(Part of a data file)
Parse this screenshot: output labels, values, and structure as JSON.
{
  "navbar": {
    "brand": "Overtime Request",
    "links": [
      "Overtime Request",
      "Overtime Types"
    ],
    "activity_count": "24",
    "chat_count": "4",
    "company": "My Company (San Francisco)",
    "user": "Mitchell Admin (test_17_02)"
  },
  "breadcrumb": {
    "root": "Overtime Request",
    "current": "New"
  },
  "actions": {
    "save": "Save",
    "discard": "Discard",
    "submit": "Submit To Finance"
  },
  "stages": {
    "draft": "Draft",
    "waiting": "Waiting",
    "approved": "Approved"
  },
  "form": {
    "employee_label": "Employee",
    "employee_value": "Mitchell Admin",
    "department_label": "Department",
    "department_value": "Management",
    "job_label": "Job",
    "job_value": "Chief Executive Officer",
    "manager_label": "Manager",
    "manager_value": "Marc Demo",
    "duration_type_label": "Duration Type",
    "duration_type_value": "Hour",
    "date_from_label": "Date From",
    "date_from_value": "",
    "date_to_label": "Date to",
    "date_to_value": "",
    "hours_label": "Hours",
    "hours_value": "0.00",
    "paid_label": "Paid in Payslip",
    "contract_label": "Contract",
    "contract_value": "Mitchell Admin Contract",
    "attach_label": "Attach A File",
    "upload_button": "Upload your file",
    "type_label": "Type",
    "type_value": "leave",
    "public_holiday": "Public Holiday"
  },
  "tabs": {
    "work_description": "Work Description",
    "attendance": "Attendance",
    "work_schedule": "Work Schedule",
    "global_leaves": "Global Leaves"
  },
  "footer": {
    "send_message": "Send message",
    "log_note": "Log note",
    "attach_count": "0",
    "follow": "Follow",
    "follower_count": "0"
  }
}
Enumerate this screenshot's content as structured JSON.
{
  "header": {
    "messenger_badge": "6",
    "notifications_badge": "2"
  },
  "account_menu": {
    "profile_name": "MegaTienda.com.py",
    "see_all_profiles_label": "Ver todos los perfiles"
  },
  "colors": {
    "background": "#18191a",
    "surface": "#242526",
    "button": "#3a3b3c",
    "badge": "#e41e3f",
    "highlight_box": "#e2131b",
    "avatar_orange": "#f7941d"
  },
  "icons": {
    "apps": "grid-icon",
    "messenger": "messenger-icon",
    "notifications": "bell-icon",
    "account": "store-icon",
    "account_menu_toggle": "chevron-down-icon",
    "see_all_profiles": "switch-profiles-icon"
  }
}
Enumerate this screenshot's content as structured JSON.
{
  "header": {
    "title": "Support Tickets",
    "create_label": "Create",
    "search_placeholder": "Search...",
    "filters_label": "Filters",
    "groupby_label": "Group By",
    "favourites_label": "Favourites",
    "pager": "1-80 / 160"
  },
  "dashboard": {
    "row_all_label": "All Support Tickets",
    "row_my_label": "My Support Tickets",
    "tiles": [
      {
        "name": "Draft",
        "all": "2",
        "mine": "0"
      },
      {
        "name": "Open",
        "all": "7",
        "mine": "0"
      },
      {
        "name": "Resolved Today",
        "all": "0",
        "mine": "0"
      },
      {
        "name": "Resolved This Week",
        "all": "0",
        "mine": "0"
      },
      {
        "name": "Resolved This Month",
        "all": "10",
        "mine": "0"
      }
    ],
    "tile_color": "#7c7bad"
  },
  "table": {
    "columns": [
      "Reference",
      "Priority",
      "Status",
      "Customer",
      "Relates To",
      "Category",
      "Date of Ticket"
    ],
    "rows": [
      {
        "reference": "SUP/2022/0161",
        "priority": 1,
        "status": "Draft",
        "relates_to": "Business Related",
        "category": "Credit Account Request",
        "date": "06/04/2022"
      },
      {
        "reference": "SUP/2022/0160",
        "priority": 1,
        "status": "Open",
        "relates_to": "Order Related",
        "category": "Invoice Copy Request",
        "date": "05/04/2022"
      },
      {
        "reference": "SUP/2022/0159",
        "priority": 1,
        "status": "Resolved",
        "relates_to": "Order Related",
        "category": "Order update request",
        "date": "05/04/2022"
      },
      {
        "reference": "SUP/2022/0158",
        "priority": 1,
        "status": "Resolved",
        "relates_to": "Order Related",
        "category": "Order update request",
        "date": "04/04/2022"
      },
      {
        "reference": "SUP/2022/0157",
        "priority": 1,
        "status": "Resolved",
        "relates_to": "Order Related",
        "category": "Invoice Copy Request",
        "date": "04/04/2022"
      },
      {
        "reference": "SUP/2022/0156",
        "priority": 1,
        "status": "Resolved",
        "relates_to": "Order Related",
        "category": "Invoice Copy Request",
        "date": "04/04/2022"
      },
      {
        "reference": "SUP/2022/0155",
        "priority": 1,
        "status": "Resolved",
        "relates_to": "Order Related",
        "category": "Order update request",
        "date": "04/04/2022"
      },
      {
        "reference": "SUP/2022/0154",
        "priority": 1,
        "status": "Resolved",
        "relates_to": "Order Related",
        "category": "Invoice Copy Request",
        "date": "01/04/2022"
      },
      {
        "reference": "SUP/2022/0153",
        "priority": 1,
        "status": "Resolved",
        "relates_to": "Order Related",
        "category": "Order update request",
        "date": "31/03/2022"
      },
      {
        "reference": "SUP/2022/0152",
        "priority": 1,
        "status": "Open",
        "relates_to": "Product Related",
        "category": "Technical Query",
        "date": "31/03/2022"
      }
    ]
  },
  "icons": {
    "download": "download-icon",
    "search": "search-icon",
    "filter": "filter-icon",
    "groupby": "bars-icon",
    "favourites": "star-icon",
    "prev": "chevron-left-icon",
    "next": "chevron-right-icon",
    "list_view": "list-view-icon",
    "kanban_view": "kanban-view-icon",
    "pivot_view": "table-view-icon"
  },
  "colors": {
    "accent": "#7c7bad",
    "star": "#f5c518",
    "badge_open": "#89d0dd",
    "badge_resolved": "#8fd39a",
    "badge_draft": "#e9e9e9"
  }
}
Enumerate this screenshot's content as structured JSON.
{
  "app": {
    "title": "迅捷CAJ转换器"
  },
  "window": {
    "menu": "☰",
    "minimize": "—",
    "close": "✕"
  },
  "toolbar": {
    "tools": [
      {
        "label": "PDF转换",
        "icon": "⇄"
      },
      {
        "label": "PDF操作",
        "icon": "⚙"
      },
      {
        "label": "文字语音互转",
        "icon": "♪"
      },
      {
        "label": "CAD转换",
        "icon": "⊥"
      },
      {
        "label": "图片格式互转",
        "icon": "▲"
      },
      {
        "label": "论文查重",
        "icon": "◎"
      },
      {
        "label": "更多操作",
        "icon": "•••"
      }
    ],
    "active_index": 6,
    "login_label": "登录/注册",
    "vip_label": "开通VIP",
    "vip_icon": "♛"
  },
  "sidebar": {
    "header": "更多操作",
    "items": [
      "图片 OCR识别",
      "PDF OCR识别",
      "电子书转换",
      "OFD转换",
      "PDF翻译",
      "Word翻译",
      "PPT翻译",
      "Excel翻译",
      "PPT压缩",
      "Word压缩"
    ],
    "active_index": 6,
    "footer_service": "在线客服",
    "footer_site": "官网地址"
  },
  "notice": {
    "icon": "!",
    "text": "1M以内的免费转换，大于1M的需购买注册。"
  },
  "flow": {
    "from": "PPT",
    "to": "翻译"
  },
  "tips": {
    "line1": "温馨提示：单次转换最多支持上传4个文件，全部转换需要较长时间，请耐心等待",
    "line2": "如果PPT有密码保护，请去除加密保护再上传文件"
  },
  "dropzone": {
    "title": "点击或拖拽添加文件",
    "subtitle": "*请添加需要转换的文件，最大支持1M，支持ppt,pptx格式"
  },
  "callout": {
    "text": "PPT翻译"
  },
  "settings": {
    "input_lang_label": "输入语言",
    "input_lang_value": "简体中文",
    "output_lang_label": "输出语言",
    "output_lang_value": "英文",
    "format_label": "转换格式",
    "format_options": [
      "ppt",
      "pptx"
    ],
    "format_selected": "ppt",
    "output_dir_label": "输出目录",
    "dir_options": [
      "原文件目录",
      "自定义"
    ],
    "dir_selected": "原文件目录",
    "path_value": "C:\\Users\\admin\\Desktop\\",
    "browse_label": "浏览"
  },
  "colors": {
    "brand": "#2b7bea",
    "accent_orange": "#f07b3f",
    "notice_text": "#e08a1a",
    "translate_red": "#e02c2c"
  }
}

• _WHAT TO PRODUCE_: Using the listing above, say how many of its lines contain the string "Work", giving nothing but the figure.

• _SOLUTION FOR THIS TASK_: 2